[start]

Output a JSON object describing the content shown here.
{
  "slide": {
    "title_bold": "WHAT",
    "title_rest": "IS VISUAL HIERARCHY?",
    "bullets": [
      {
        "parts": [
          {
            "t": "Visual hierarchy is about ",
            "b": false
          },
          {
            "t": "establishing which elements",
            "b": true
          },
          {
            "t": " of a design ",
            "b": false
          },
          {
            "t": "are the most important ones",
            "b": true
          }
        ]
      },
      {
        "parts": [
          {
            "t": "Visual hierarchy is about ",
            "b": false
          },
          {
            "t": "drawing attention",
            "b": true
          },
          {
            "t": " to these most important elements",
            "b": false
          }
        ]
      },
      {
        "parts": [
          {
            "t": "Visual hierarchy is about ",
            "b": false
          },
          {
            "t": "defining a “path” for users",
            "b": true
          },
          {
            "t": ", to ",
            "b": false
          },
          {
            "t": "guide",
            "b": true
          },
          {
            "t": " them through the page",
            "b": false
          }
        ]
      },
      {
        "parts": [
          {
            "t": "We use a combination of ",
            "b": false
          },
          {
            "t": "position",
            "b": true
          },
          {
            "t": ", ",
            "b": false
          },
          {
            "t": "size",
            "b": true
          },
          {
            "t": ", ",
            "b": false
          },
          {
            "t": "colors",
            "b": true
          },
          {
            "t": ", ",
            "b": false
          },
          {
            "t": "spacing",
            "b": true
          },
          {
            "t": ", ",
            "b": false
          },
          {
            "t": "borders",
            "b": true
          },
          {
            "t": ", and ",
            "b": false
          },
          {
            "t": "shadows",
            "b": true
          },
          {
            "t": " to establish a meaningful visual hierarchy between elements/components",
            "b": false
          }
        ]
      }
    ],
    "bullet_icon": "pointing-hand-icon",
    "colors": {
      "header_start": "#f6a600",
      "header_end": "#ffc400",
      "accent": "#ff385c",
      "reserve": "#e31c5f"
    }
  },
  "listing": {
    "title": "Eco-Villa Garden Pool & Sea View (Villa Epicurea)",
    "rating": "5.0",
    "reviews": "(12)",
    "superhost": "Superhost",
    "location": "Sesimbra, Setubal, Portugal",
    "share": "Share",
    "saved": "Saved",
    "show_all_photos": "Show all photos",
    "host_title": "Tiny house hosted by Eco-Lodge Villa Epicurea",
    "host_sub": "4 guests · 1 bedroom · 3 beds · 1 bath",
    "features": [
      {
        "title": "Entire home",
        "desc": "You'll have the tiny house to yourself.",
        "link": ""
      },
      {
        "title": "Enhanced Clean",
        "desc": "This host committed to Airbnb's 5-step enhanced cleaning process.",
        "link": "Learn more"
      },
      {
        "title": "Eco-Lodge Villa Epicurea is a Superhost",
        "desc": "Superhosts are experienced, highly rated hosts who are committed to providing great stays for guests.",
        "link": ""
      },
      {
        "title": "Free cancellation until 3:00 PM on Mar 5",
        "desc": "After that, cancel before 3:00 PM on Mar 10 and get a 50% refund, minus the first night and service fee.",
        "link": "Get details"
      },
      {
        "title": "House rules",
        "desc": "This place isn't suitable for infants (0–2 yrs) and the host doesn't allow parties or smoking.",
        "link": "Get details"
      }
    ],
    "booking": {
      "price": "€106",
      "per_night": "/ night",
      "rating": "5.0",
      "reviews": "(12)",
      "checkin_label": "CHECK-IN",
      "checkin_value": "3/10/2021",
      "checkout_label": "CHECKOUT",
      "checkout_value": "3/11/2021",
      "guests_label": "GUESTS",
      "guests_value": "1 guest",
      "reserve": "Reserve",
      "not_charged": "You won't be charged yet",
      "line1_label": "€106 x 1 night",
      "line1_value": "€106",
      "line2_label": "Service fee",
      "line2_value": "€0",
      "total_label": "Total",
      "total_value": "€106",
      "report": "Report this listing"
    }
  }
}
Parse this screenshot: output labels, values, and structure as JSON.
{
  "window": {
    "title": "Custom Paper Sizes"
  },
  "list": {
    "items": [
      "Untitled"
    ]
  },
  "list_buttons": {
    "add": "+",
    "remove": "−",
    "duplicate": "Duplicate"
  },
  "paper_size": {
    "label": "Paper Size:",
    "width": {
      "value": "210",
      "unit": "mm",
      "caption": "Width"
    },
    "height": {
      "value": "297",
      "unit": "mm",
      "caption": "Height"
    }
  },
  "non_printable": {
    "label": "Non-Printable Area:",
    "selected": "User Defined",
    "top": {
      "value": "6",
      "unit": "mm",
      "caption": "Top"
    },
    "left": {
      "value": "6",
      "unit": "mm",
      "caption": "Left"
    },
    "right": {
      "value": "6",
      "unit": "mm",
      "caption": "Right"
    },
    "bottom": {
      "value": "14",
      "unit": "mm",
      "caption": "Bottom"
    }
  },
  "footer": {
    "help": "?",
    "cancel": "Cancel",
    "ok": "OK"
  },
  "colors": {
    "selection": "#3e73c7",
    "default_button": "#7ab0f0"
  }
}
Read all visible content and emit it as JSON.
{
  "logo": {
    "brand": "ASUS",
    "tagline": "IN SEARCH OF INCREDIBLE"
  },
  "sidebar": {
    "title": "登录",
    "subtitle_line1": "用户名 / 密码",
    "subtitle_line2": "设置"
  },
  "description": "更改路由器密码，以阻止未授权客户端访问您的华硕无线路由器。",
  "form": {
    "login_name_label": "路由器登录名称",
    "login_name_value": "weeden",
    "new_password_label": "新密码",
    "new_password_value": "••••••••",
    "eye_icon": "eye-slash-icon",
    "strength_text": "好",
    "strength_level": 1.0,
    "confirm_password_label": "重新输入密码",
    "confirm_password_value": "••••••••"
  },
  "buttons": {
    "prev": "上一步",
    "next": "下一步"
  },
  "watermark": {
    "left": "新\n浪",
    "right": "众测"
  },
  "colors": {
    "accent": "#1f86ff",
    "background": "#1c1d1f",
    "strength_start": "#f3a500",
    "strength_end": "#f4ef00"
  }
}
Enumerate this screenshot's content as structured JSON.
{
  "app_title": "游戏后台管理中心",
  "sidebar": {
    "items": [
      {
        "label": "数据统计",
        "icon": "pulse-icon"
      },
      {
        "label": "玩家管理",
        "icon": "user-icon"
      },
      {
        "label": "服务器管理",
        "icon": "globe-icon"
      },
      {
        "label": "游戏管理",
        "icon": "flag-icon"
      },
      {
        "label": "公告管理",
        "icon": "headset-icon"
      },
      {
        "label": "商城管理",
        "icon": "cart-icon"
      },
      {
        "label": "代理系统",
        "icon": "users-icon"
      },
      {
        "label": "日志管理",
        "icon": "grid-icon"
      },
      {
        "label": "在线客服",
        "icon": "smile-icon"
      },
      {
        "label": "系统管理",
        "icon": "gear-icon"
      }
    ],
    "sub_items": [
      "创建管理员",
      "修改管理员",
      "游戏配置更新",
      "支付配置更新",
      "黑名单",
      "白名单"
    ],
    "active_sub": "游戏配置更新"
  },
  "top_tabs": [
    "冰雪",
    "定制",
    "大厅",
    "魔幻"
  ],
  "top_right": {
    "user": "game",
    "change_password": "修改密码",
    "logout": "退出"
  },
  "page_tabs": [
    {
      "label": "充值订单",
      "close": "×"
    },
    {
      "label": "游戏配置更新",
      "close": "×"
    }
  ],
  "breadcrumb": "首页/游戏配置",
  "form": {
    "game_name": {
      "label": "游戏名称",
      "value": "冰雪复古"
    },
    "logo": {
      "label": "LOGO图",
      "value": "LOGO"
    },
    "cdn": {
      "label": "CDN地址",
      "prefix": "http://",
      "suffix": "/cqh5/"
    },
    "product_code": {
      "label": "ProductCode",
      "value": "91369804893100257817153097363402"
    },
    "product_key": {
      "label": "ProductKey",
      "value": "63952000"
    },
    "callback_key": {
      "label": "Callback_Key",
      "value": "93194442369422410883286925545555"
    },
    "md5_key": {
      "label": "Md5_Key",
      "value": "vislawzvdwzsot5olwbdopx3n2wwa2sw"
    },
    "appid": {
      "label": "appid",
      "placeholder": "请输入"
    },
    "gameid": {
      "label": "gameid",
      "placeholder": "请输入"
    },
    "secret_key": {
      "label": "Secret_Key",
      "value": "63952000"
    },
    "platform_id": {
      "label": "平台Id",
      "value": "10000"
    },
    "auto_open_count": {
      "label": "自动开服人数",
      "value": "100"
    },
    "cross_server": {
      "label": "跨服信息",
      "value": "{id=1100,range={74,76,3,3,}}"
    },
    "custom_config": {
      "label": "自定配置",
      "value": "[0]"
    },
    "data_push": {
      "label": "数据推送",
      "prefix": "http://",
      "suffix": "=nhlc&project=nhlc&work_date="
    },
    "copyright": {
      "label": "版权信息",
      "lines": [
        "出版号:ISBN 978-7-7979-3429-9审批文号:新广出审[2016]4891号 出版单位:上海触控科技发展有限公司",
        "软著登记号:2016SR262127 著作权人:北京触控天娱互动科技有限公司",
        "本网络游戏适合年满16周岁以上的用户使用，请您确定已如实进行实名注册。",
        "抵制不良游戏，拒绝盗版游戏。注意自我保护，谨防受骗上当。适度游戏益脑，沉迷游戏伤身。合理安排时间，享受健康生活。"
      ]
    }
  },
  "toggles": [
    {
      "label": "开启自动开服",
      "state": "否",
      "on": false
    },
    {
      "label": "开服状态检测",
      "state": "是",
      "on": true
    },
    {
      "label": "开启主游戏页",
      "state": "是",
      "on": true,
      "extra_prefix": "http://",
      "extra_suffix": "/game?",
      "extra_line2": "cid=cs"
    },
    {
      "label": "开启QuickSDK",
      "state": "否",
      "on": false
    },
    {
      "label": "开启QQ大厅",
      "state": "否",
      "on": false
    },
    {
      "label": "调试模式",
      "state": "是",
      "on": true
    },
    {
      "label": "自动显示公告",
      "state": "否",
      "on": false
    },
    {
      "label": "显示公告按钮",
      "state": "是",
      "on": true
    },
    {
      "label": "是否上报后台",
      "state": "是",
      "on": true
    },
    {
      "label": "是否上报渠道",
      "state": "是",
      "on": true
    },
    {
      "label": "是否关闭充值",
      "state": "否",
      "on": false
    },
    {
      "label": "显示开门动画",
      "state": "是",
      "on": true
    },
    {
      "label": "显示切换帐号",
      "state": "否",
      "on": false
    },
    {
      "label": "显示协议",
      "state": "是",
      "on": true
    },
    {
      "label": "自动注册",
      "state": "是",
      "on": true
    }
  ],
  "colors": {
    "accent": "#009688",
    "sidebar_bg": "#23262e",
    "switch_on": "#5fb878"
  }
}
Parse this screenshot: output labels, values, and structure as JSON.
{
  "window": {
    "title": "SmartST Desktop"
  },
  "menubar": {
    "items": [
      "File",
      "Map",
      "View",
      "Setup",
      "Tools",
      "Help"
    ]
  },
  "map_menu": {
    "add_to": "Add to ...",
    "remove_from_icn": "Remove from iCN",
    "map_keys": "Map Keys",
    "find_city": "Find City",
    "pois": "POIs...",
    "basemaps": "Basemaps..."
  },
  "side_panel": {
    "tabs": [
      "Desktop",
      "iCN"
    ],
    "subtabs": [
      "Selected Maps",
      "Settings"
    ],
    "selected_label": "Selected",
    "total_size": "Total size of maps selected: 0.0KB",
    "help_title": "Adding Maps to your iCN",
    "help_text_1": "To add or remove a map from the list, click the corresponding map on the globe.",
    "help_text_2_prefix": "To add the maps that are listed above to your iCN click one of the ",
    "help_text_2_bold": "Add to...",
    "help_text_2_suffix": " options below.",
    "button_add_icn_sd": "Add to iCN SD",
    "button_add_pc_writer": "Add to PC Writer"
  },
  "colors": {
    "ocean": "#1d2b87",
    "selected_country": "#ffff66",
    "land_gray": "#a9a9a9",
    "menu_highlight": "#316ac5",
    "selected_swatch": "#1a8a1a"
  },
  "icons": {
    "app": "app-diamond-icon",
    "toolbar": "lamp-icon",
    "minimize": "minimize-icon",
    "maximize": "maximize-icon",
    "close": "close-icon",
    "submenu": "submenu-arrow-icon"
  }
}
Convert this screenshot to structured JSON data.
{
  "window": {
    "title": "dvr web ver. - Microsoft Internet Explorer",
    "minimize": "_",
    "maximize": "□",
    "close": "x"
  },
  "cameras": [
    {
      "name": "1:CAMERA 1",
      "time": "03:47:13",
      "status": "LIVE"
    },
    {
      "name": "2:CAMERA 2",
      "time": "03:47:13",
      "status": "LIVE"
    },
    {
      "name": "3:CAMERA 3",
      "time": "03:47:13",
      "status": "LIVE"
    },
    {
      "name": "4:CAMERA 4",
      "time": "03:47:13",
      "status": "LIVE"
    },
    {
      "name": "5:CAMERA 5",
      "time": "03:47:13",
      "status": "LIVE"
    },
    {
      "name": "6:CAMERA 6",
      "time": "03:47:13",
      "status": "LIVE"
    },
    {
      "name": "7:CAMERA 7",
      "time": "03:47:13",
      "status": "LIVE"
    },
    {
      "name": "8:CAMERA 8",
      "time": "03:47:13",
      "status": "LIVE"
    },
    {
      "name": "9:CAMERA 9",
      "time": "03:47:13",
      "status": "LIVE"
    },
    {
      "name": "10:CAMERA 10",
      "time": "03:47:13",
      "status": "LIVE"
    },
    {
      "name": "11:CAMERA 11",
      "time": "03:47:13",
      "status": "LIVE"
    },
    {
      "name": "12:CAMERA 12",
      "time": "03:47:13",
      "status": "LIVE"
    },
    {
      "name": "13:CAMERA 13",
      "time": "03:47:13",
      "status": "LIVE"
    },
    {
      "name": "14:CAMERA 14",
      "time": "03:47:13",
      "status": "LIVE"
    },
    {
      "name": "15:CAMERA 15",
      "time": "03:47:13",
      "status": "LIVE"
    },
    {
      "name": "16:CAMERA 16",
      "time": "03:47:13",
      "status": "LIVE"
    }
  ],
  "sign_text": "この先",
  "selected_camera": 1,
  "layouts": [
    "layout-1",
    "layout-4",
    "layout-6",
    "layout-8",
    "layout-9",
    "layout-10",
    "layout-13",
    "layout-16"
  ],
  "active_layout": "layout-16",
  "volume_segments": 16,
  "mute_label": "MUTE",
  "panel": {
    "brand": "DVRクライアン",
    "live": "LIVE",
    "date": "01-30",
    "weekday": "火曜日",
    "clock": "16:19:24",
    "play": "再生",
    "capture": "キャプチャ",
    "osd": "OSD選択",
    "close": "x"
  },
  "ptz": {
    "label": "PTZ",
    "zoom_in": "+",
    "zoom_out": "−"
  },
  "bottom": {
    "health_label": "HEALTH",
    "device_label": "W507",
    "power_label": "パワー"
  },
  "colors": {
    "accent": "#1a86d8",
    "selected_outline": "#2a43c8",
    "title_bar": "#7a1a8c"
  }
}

[end]

### Your objective:
Answer with one number: how many lines of the entries above include the word "screenshot".

### The completed task:
4